▸ WHAT THE TASK REQUIRES:
Repeat every record below exactly as it appears.

▸ PROVIDED DATA:
——————

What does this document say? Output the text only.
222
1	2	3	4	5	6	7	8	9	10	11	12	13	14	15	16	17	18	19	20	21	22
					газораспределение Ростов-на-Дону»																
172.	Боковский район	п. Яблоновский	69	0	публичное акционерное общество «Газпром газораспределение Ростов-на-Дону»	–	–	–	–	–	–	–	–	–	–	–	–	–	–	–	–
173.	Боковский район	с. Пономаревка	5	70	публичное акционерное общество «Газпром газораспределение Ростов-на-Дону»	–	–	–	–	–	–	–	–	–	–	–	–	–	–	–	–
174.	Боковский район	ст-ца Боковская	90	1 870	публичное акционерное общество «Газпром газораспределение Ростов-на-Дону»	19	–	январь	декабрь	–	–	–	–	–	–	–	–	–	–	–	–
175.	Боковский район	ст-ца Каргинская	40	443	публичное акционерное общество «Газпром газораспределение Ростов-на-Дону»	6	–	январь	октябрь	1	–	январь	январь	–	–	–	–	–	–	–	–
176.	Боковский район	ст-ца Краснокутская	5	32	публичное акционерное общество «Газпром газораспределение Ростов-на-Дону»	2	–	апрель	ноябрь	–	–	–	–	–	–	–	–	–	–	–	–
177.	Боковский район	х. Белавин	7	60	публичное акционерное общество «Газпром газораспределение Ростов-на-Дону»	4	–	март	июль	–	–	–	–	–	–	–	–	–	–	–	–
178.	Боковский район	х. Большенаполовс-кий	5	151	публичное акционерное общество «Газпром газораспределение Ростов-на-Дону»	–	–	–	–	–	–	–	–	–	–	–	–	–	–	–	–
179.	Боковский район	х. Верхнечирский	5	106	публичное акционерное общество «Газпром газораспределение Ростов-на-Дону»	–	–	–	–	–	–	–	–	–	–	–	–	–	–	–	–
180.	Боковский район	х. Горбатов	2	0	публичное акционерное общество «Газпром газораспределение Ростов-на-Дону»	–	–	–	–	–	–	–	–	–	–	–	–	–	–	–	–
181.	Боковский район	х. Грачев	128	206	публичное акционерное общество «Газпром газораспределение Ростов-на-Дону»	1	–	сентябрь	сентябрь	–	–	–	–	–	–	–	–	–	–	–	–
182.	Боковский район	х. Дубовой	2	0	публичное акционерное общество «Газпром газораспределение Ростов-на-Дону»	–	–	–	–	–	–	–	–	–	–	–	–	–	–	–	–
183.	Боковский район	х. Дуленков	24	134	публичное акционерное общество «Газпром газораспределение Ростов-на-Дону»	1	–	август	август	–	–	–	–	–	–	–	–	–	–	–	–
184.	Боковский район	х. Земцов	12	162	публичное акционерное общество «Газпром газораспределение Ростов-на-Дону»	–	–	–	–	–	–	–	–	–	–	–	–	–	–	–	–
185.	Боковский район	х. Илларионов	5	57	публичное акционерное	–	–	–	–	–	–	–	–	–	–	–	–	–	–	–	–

——————

▸ FINAL ANSWER:
What does this document say? Output the text only.
222
1	2	3	4	5	6	7	8	9	10	11	12	13	14	15	16	17	18	19	20	21	22
					газораспределение Ростов-на-Дону»																
172.	Боковский район	п. Яблоновский	69	0	публичное акционерное общество «Газпром газораспределение Ростов-на-Дону»	–	–	–	–	–	–	–	–	–	–	–	–	–	–	–	–
173.	Боковский район	с. Пономаревка	5	70	публичное акционерное общество «Газпром газораспределение Ростов-на-Дону»	–	–	–	–	–	–	–	–	–	–	–	–	–	–	–	–
174.	Боковский район	ст-ца Боковская	90	1 870	публичное акционерное общество «Газпром газораспределение Ростов-на-Дону»	19	–	январь	декабрь	–	–	–	–	–	–	–	–	–	–	–	–
175.	Боковский район	ст-ца Каргинская	40	443	публичное акционерное общество «Газпром газораспределение Ростов-на-Дону»	6	–	январь	октябрь	1	–	январь	январь	–	–	–	–	–	–	–	–
176.	Боковский район	ст-ца Краснокутская	5	32	публичное акционерное общество «Газпром газораспределение Ростов-на-Дону»	2	–	апрель	ноябрь	–	–	–	–	–	–	–	–	–	–	–	–
177.	Боковский район	х. Белавин	7	60	публичное акционерное общество «Газпром газораспределение Ростов-на-Дону»	4	–	март	июль	–	–	–	–	–	–	–	–	–	–	–	–
178.	Боковский район	х. Большенаполовс-кий	5	151	публичное акционерное общество «Газпром газораспределение Ростов-на-Дону»	–	–	–	–	–	–	–	–	–	–	–	–	–	–	–	–
179.	Боковский район	х. Верхнечирский	5	106	публичное акционерное общество «Газпром газораспределение Ростов-на-Дону»	–	–	–	–	–	–	–	–	–	–	–	–	–	–	–	–
180.	Боковский район	х. Горбатов	2	0	публичное акционерное общество «Газпром газораспределение Ростов-на-Дону»	–	–	–	–	–	–	–	–	–	–	–	–	–	–	–	–
181.	Боковский район	х. Грачев	128	206	публичное акционерное общество «Газпром газораспределение Ростов-на-Дону»	1	–	сентябрь	сентябрь	–	–	–	–	–	–	–	–	–	–	–	–
182.	Боковский район	х. Дубовой	2	0	публичное акционерное общество «Газпром газораспределение Ростов-на-Дону»	–	–	–	–	–	–	–	–	–	–	–	–	–	–	–	–
183.	Боковский район	х. Дуленков	24	134	публичное акционерное общество «Газпром газораспределение Ростов-на-Дону»	1	–	август	август	–	–	–	–	–	–	–	–	–	–	–	–
184.	Боковский район	х. Земцов	12	162	публичное акционерное общество «Газпром газораспределение Ростов-на-Дону»	–	–	–	–	–	–	–	–	–	–	–	–	–	–	–	–
185.	Боковский район	х. Илларионов	5	57	публичное акционерное	–	–	–	–	–	–	–	–	–	–	–	–	–	–	–	–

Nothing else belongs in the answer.